* Start Material *
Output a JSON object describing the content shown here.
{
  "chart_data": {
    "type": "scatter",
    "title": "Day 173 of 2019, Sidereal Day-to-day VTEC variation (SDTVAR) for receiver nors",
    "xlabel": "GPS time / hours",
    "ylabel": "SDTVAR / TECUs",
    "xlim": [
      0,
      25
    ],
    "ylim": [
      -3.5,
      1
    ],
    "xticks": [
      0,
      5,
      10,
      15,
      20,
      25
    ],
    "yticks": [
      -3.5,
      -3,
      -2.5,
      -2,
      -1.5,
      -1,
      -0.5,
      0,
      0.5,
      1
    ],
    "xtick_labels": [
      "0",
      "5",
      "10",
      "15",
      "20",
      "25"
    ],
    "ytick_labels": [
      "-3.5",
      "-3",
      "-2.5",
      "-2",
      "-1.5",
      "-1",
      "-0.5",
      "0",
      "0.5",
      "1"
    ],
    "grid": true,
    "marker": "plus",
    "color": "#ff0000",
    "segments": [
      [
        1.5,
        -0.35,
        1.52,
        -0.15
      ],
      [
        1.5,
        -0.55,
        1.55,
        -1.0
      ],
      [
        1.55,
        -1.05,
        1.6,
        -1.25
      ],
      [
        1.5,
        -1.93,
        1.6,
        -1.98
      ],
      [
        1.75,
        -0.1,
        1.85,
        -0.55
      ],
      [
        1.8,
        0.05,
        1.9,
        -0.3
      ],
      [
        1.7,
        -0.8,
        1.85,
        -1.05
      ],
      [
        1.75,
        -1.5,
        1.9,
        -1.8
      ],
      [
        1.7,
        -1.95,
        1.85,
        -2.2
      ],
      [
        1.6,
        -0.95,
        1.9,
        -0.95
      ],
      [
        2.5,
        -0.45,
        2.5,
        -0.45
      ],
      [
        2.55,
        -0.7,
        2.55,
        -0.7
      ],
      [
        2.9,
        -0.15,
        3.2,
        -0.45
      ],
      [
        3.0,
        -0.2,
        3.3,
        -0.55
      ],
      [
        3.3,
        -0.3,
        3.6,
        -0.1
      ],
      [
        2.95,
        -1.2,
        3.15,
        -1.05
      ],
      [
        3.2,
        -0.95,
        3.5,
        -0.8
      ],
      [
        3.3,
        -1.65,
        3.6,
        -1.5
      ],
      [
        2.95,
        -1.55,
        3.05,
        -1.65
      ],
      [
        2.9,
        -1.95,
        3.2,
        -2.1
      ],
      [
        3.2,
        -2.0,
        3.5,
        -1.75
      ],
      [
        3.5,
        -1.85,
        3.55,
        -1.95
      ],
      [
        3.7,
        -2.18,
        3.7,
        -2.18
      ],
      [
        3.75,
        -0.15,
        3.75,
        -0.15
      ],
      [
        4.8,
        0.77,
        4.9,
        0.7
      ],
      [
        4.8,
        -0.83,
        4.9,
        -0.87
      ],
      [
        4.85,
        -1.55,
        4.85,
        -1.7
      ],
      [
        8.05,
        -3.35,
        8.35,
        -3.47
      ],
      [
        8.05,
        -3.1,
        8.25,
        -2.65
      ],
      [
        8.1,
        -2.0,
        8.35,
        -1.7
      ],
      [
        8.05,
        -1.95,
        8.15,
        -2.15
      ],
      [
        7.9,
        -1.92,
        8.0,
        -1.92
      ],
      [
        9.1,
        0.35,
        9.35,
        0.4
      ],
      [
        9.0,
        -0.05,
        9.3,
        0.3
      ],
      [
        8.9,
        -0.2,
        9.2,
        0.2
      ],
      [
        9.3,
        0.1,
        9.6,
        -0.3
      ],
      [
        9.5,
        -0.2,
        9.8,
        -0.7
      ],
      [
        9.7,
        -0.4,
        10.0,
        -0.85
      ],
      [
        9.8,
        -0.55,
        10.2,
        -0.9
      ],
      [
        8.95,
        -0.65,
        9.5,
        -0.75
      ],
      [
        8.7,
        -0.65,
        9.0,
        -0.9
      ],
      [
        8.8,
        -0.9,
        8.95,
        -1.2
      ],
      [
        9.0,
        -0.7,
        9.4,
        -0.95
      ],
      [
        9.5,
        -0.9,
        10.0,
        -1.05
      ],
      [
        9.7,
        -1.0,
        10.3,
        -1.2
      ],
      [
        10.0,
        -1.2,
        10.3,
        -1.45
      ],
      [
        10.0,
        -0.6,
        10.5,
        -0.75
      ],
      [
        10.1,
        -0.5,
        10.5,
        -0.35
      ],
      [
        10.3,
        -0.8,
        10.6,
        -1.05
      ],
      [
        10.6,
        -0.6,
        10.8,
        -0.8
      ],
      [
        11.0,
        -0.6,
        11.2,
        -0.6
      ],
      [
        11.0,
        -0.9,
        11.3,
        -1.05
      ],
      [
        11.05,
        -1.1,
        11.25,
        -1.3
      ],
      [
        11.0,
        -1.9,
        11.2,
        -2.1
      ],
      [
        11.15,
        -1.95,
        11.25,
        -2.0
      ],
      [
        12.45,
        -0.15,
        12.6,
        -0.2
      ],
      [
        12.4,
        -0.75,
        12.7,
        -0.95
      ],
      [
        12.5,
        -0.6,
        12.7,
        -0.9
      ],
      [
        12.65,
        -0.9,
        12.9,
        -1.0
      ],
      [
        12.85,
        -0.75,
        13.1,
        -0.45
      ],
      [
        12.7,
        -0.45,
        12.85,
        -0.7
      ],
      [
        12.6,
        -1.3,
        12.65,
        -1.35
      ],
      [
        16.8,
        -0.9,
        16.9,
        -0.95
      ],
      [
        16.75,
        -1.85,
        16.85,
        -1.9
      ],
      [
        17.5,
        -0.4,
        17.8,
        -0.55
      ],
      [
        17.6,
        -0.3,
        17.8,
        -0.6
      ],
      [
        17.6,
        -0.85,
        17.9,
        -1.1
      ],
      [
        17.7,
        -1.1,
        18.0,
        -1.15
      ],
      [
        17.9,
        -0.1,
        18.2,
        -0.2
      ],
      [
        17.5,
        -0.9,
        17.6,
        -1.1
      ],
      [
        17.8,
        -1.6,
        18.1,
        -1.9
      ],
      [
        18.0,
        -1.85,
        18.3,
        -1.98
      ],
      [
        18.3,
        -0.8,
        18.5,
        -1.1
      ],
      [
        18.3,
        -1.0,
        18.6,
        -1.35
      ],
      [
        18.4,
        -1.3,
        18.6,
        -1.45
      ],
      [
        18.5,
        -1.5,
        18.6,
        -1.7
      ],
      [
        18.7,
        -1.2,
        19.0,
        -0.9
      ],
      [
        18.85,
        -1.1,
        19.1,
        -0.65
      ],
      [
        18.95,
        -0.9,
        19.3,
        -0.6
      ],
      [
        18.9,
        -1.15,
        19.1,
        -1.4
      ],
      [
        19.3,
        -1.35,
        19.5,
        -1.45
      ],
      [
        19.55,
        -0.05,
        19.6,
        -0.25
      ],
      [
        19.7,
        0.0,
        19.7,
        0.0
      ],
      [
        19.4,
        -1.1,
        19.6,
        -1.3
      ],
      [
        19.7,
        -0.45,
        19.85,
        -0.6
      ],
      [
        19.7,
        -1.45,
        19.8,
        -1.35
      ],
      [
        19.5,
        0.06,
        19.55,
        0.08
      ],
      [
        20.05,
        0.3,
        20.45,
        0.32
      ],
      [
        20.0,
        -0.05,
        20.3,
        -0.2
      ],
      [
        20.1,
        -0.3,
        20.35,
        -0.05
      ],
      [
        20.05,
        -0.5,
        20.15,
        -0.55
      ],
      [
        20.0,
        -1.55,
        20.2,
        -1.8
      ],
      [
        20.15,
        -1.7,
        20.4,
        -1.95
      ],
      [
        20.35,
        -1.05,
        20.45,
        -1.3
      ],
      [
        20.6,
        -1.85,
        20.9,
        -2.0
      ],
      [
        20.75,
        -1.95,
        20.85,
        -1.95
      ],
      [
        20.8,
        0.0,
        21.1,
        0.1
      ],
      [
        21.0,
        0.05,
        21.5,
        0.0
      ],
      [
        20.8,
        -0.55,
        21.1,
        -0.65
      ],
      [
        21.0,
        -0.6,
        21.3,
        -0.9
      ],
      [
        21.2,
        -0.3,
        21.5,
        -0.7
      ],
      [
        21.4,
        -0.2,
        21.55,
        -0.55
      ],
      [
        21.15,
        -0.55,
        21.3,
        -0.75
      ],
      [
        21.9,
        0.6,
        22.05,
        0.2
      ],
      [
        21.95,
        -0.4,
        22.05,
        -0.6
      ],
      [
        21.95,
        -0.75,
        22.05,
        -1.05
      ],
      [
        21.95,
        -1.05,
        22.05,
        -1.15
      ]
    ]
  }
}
* End Material *
Problem statement:
Determine how many lines of the entries above carry the string "SDTVAR", and give that number alone.

The solution:
2